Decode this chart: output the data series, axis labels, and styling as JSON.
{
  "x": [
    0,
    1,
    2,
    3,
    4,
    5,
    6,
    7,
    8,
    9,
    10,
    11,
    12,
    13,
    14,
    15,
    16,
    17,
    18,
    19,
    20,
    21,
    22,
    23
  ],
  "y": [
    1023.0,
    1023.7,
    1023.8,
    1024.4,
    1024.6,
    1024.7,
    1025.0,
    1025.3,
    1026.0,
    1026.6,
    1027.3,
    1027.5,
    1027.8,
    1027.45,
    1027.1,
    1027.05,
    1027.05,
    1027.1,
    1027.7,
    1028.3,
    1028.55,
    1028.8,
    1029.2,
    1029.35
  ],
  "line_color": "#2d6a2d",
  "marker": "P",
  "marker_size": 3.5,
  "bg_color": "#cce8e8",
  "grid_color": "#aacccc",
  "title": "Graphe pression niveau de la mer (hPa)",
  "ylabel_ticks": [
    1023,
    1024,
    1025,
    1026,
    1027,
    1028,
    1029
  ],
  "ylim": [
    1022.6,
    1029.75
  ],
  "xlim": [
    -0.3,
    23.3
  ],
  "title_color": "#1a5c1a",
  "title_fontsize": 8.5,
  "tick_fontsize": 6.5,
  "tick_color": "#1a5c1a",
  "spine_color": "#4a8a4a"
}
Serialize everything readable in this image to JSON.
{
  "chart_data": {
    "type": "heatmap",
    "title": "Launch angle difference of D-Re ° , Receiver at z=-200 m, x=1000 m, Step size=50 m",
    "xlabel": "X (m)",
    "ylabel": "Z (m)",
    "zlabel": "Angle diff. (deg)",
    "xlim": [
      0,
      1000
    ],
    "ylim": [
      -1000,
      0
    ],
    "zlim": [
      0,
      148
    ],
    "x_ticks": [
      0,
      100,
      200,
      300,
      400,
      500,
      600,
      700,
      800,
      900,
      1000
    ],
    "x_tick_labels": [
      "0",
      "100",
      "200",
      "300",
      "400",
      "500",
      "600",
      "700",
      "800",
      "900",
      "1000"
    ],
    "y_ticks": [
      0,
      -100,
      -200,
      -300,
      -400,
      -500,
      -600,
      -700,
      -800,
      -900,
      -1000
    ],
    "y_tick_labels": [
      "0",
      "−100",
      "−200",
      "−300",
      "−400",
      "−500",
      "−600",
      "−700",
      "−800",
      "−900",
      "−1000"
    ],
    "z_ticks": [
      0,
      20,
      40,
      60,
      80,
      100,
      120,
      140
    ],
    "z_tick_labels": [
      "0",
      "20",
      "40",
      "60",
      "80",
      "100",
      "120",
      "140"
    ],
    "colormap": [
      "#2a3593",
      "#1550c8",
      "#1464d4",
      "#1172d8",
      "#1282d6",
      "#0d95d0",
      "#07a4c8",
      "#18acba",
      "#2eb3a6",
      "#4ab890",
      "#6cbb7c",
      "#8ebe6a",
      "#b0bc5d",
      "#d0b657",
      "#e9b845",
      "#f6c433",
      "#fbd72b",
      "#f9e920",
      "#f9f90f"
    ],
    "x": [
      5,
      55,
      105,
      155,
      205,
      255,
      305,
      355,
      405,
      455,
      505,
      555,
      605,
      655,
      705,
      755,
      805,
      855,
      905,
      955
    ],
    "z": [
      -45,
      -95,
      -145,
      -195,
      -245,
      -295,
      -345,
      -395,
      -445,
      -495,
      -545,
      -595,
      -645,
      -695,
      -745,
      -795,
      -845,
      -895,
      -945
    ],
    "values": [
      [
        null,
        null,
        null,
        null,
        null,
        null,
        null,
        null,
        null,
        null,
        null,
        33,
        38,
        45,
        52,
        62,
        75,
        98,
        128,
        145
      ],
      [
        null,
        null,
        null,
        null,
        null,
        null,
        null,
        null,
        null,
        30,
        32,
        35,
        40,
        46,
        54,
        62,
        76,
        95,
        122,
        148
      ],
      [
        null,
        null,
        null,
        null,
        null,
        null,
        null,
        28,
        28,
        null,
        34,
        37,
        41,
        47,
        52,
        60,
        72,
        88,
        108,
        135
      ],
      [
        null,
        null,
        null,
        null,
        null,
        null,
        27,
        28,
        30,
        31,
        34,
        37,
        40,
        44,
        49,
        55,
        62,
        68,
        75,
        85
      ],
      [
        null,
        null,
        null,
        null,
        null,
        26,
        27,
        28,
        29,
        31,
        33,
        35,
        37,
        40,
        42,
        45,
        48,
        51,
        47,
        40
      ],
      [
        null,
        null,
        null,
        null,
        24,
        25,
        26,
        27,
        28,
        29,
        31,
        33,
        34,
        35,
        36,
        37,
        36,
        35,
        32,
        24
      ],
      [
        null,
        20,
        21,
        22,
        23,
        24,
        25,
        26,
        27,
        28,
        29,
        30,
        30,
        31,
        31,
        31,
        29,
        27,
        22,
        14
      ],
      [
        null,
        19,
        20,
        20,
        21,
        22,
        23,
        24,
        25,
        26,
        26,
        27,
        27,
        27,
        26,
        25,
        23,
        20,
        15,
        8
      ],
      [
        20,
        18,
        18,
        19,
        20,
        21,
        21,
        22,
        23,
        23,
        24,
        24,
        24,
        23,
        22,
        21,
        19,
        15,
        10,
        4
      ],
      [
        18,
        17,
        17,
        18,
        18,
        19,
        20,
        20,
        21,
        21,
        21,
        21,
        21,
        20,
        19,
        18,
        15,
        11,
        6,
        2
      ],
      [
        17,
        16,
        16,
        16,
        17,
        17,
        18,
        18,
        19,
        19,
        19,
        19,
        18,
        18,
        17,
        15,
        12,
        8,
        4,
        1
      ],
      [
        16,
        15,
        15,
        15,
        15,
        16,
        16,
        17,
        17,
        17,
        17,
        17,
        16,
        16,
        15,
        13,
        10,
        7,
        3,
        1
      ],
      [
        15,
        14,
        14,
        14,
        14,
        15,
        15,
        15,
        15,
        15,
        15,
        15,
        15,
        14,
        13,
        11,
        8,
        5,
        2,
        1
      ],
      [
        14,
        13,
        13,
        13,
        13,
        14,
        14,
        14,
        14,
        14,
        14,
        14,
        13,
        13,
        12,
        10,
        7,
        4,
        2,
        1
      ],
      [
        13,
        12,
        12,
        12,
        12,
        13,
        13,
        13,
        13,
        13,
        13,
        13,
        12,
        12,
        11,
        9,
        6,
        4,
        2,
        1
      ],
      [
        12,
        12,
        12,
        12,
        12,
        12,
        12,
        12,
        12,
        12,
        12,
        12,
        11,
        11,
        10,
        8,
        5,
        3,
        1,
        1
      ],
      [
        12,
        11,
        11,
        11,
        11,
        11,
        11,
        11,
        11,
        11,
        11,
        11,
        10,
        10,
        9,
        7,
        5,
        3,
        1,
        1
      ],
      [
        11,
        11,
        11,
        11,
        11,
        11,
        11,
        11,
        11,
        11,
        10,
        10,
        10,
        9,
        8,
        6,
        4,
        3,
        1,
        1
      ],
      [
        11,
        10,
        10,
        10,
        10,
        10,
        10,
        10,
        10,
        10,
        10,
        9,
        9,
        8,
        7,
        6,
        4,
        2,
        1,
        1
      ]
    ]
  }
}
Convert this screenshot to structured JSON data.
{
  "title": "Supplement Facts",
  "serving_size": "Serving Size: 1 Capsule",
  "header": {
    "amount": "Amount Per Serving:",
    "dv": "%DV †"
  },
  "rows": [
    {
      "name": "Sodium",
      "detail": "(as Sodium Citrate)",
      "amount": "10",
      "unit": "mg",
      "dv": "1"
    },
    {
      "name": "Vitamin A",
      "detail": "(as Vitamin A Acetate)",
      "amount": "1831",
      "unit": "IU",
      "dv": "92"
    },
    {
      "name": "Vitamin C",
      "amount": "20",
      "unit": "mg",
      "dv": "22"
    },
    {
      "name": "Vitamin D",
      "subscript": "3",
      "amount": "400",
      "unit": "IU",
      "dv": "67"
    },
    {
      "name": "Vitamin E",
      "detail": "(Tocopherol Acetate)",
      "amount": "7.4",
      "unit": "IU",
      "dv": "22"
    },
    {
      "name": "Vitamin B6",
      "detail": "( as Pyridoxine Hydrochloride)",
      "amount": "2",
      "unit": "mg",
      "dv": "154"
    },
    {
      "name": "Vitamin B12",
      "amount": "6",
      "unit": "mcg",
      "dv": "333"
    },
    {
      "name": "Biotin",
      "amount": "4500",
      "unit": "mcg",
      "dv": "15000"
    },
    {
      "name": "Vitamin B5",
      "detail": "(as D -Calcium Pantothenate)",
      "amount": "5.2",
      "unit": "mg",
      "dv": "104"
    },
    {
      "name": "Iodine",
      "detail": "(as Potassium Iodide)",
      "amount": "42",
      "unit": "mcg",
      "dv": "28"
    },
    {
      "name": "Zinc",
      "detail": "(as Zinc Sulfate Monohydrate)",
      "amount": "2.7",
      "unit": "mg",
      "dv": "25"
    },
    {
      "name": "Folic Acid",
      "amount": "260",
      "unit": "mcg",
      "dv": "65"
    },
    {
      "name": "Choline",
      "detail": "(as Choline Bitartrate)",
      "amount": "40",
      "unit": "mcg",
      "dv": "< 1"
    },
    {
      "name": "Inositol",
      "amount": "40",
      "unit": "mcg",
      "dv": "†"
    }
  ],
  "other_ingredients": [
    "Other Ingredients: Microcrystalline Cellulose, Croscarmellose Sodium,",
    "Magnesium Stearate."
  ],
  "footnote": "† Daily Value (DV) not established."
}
───
» **WORK TO DO**:
Tally the lines of the listing in which the word "JSON" occurs, and state the total alone.

» **PROBLEM SOLUTION**:
3